Exercise aim »
Check every line below for the word "text" and show those that hold it.

Provided entries »
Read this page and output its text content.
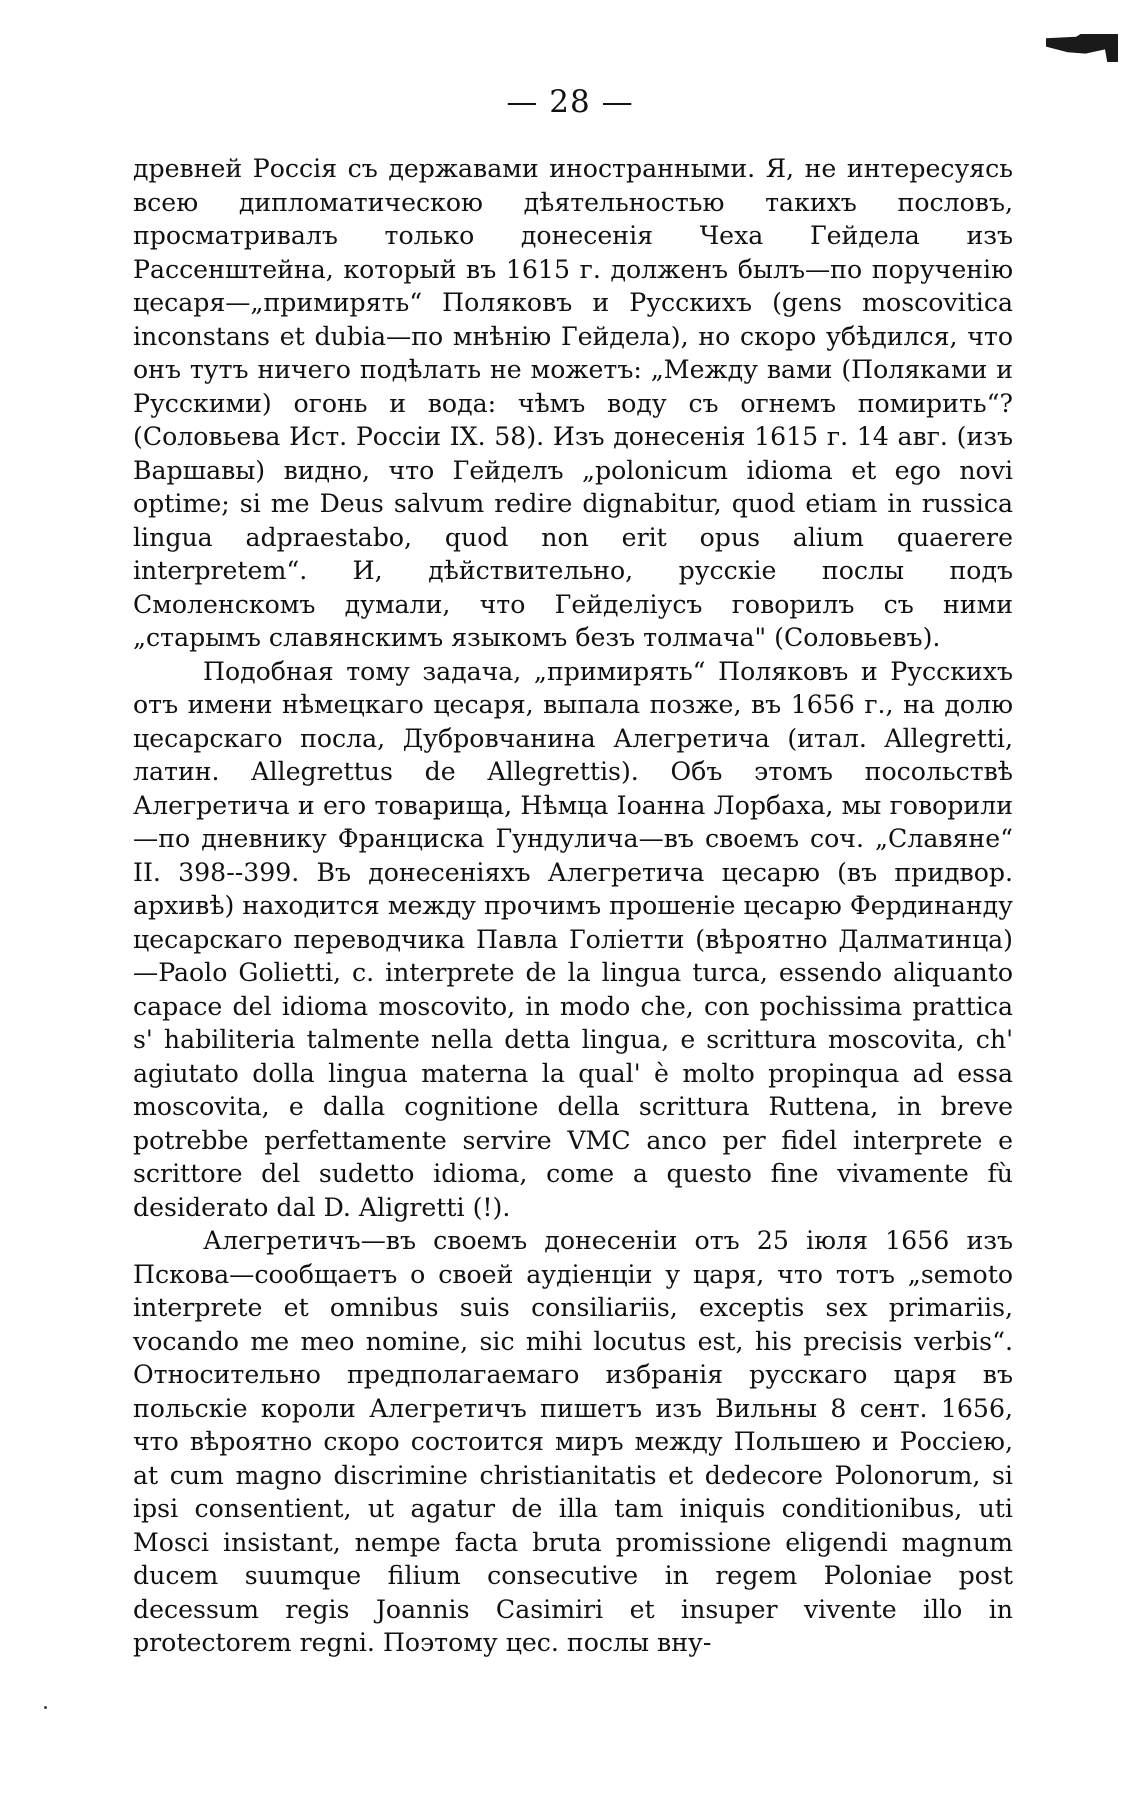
— 28 —

древней Россія съ державами иностранными. Я, не интересуясь всею дипломатическою дѣятельностью такихъ пословъ, просматривалъ только донесенія Чеха Гейдела изъ Рассенштейна, который въ 1615 г. долженъ былъ—по порученію цесаря—„примирять“ Поляковъ и Русскихъ (gens moscovitica inconstans et dubia—по мнѣнію Гейдела), но скоро убѣдился, что онъ тутъ ничего подѣлать не можетъ: „Между вами (Поляками и Русскими) огонь и вода: чѣмъ воду съ огнемъ помирить“? (Соловьева Ист. Россіи IX. 58). Изъ донесенія 1615 г. 14 авг. (изъ Варшавы) видно, что Гейделъ „polonicum idioma et ego novi optime; si me Deus salvum redire dignabitur, quod etiam in russica lingua adpraestabo, quod non erit opus alium quaerere interpretem“. И, дѣйствительно, русскіе послы подъ Смоленскомъ думали, что Гейделіусъ говорилъ съ ними „старымъ славянскимъ языкомъ безъ толмача" (Соловьевъ).

Подобная тому задача, „примирять“ Поляковъ и Русскихъ отъ имени нѣмецкаго цесаря, выпала позже, въ 1656 г., на долю цесарскаго посла, Дубровчанина Алегретича (итал. Allegretti, латин. Allegrettus de Allegrettis). Объ этомъ посольствѣ Алегретича и его товарища, Нѣмца Іоанна Лорбаха, мы говорили—по дневнику Франциска Гундулича—въ своемъ соч. „Славяне“ II. 398--399. Въ донесеніяхъ Алегретича цесарю (въ придвор. архивѣ) находится между прочимъ прошеніе цесарю Фердинанду цесарскаго переводчика Павла Голіетти (вѣроятно Далматинца)—Paolo Golietti, c. interprete de la lingua turca, essendo aliquanto capace del idioma moscovito, in modo che, con pochissima prattica s' habiliteria talmente nella detta lingua, e scrittura moscovita, ch' agiutato dolla lingua materna la qual' è molto propinqua ad essa moscovita, e dalla cognitione della scrittura Ruttena, in breve potrebbe perfettamente servire VMC anco per fidel interprete e scrittore del sudetto idioma, come a questo fine vivamente fù desiderato dal D. Aligretti (!).

Алегретичъ—въ своемъ донесеніи отъ 25 іюля 1656 изъ Пскова—сообщаетъ о своей аудіенціи у царя, что тотъ „semoto interprete et omnibus suis consiliariis, exceptis sex primariis, vocando me meo nomine, sic mihi locutus est, his precisis verbis“. Относительно предполагаемаго избранія русскаго царя въ польскіе короли Алегретичъ пишетъ изъ Вильны 8 сент. 1656, что вѣроятно скоро состоится миръ между Польшею и Россіею, at cum magno discrimine christianitatis et dedecore Polonorum, si ipsi consentient, ut agatur de illa tam iniquis conditionibus, uti Mosci insistant, nempe facta bruta promissione eligendi magnum ducem suumque filium consecutive in regem Poloniae post decessum regis Joannis Casimiri et insuper vivente illo in protectorem regni. Поэтому цес. послы вну-
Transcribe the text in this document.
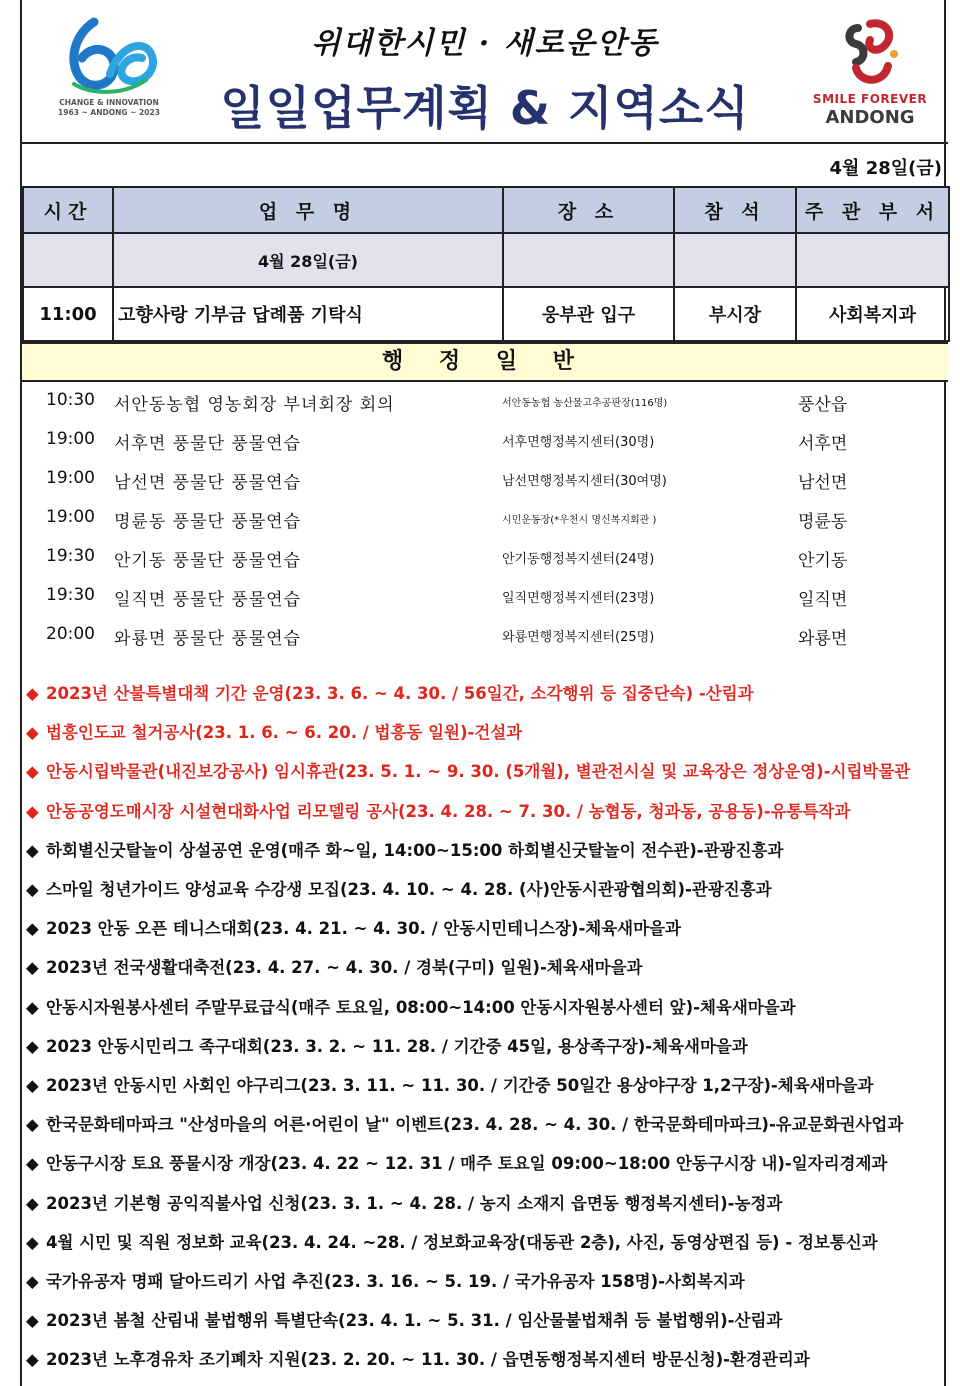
CHANGE & INNOVATION
1963 ~ ANDONG ~ 2023
위대한시민 · 새로운안동
일일업무계획 & 지역소식	SMILE FOREVER
ANDONG
4월 28일(금)
시간	업 무 명	장 소	참 석	주 관 부 서
	4월 28일(금)			
11:00	고향사랑 기부금 답례품 기탁식	웅부관 입구	부시장	사회복지과
행 정 일 반
10:30 서안동농협 영농회장 부녀회장 회의	서안동농협 농산물고추공판장(116명)	풍산읍
19:00 서후면 풍물단 풍물연습	서후면행정복지센터(30명)	서후면
19:00 남선면 풍물단 풍물연습	남선면행정복지센터(30여명)	남선면
19:00 명륜동 풍물단 풍물연습	시민운동장(*우천시 명신복지회관 )	명륜동
19:30 안기동 풍물단 풍물연습	안기동행정복지센터(24명)	안기동
19:30 일직면 풍물단 풍물연습	일직면행정복지센터(23명)	일직면
20:00 와룡면 풍물단 풍물연습	와룡면행정복지센터(25명)	와룡면
◆ 2023년 산불특별대책 기간 운영(23. 3. 6. ~ 4. 30. / 56일간, 소각행위 등 집중단속) -산림과
◆ 법흥인도교 철거공사(23. 1. 6. ~ 6. 20. / 법흥동 일원)-건설과
◆ 안동시립박물관(내진보강공사) 임시휴관(23. 5. 1. ~ 9. 30. (5개월), 별관전시실 및 교육장은 정상운영)-시립박물관
◆ 안동공영도매시장 시설현대화사업 리모델링 공사(23. 4. 28. ~ 7. 30. / 농협동, 청과동, 공용동)-유통특작과
◆ 하회별신굿탈놀이 상설공연 운영(매주 화~일, 14:00~15:00 하회별신굿탈놀이 전수관)-관광진흥과
◆ 스마일 청년가이드 양성교육 수강생 모집(23. 4. 10. ~ 4. 28. (사)안동시관광협의회)-관광진흥과
◆ 2023 안동 오픈 테니스대회(23. 4. 21. ~ 4. 30. / 안동시민테니스장)-체육새마을과
◆ 2023년 전국생활대축전(23. 4. 27. ~ 4. 30. / 경북(구미) 일원)-체육새마을과
◆ 안동시자원봉사센터 주말무료급식(매주 토요일, 08:00~14:00 안동시자원봉사센터 앞)-체육새마을과
◆ 2023 안동시민리그 족구대회(23. 3. 2. ~ 11. 28. / 기간중 45일, 용상족구장)-체육새마을과
◆ 2023년 안동시민 사회인 야구리그(23. 3. 11. ~ 11. 30. / 기간중 50일간 용상야구장 1,2구장)-체육새마을과
◆ 한국문화테마파크 "산성마을의 어른·어린이 날" 이벤트(23. 4. 28. ~ 4. 30. / 한국문화테마파크)-유교문화권사업과
◆ 안동구시장 토요 풍물시장 개장(23. 4. 22 ~ 12. 31 / 매주 토요일 09:00~18:00 안동구시장 내)-일자리경제과
◆ 2023년 기본형 공익직불사업 신청(23. 3. 1. ~ 4. 28. / 농지 소재지 읍면동 행정복지센터)-농정과
◆ 4월 시민 및 직원 정보화 교육(23. 4. 24. ~28. / 정보화교육장(대동관 2층), 사진, 동영상편집 등) - 정보통신과
◆ 국가유공자 명패 달아드리기 사업 추진(23. 3. 16. ~ 5. 19. / 국가유공자 158명)-사회복지과
◆ 2023년 봄철 산림내 불법행위 특별단속(23. 4. 1. ~ 5. 31. / 임산물불법채취 등 불법행위)-산림과
◆ 2023년 노후경유차 조기폐차 지원(23. 2. 20. ~ 11. 30. / 읍면동행정복지센터 방문신청)-환경관리과
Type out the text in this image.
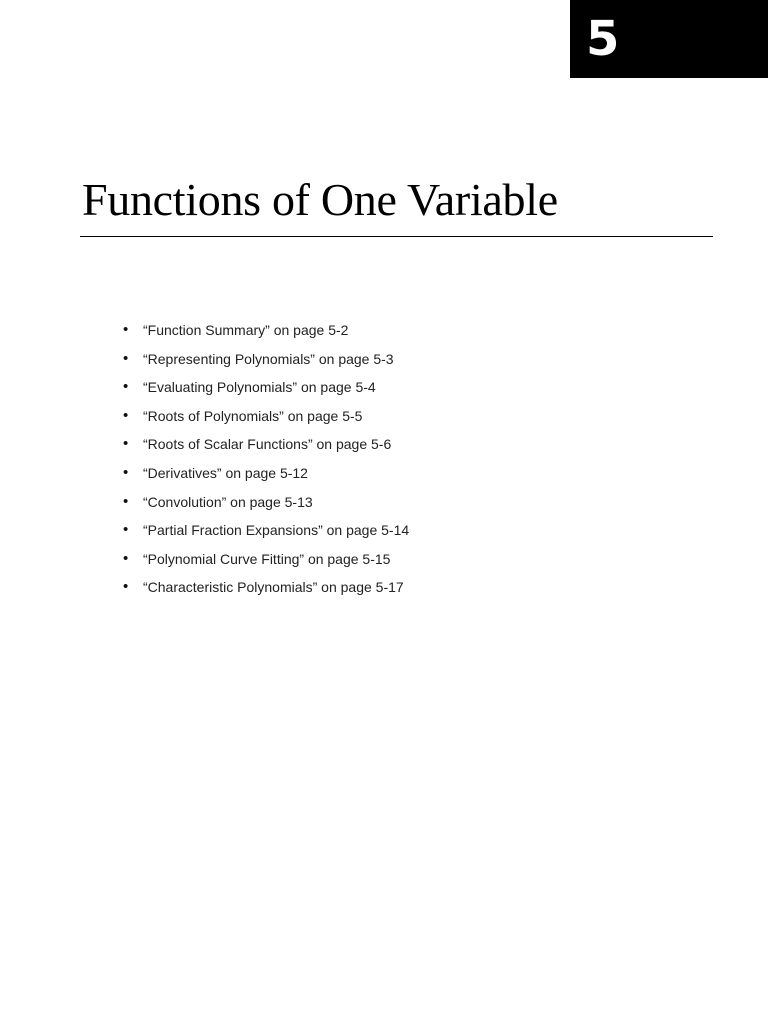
5
Functions of One Variable
• “Function Summary” on page 5-2
• “Representing Polynomials” on page 5-3
• “Evaluating Polynomials” on page 5-4
• “Roots of Polynomials” on page 5-5
• “Roots of Scalar Functions” on page 5-6
• “Derivatives” on page 5-12
• “Convolution” on page 5-13
• “Partial Fraction Expansions” on page 5-14
• “Polynomial Curve Fitting” on page 5-15
• “Characteristic Polynomials” on page 5-17
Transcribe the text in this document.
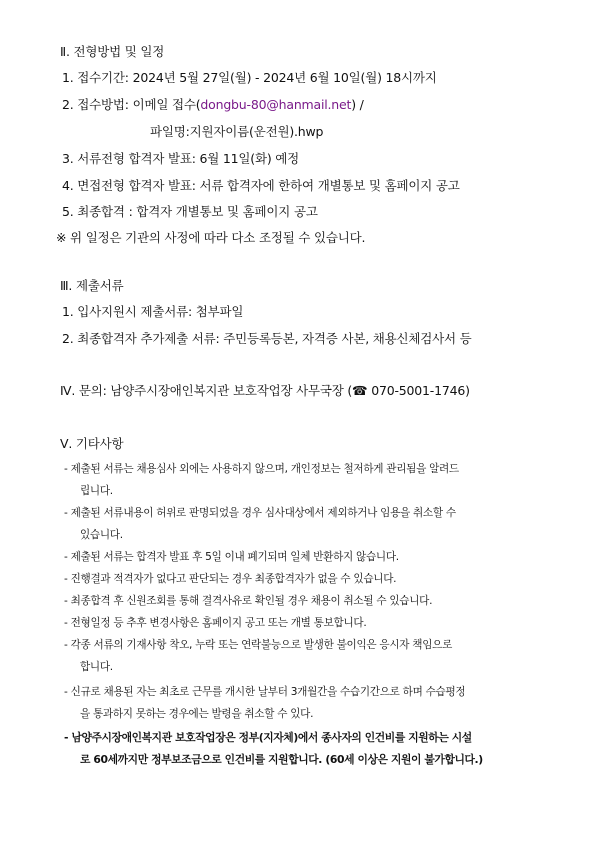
Ⅱ. 전형방법 및 일정
1. 접수기간: 2024년 5월 27일(월) - 2024년 6월 10일(월) 18시까지
2. 접수방법: 이메일 접수(dongbu-80@hanmail.net) /
파일명:지원자이름(운전원).hwp
3. 서류전형 합격자 발표: 6월 11일(화) 예정
4. 면접전형 합격자 발표: 서류 합격자에 한하여 개별통보 및 홈페이지 공고
5. 최종합격 : 합격자 개별통보 및 홈페이지 공고
※ 위 일정은 기관의 사정에 따라 다소 조정될 수 있습니다.
Ⅲ. 제출서류
1. 입사지원시 제출서류: 첨부파일
2. 최종합격자 추가제출 서류: 주민등록등본, 자격증 사본, 채용신체검사서 등
Ⅳ. 문의: 남양주시장애인복지관 보호작업장 사무국장 (☎ 070-5001-1746)
Ⅴ. 기타사항
- 제출된 서류는 채용심사 외에는 사용하지 않으며, 개인정보는 철저하게 관리됨을 알려드
립니다.
- 제출된 서류내용이 허위로 판명되었을 경우 심사대상에서 제외하거나 임용을 취소할 수
있습니다.
- 제출된 서류는 합격자 발표 후 5일 이내 폐기되며 일체 반환하지 않습니다.
- 진행결과 적격자가 없다고 판단되는 경우 최종합격자가 없을 수 있습니다.
- 최종합격 후 신원조회를 통해 결격사유로 확인될 경우 채용이 취소될 수 있습니다.
- 전형일정 등 추후 변경사항은 홈페이지 공고 또는 개별 통보합니다.
- 각종 서류의 기재사항 착오, 누락 또는 연락불능으로 발생한 불이익은 응시자 책임으로
합니다.
- 신규로 채용된 자는 최초로 근무를 개시한 날부터 3개월간을 수습기간으로 하며 수습평정
을 통과하지 못하는 경우에는 발령을 취소할 수 있다.
- 남양주시장애인복지관 보호작업장은 정부(지자체)에서 종사자의 인건비를 지원하는 시설
로 60세까지만 정부보조금으로 인건비를 지원합니다. (60세 이상은 지원이 불가합니다.)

Expected output »
Read this page and output its text content.
Transcribe the text in this document.
Type out the text in this image.
Transcribe the text in this document.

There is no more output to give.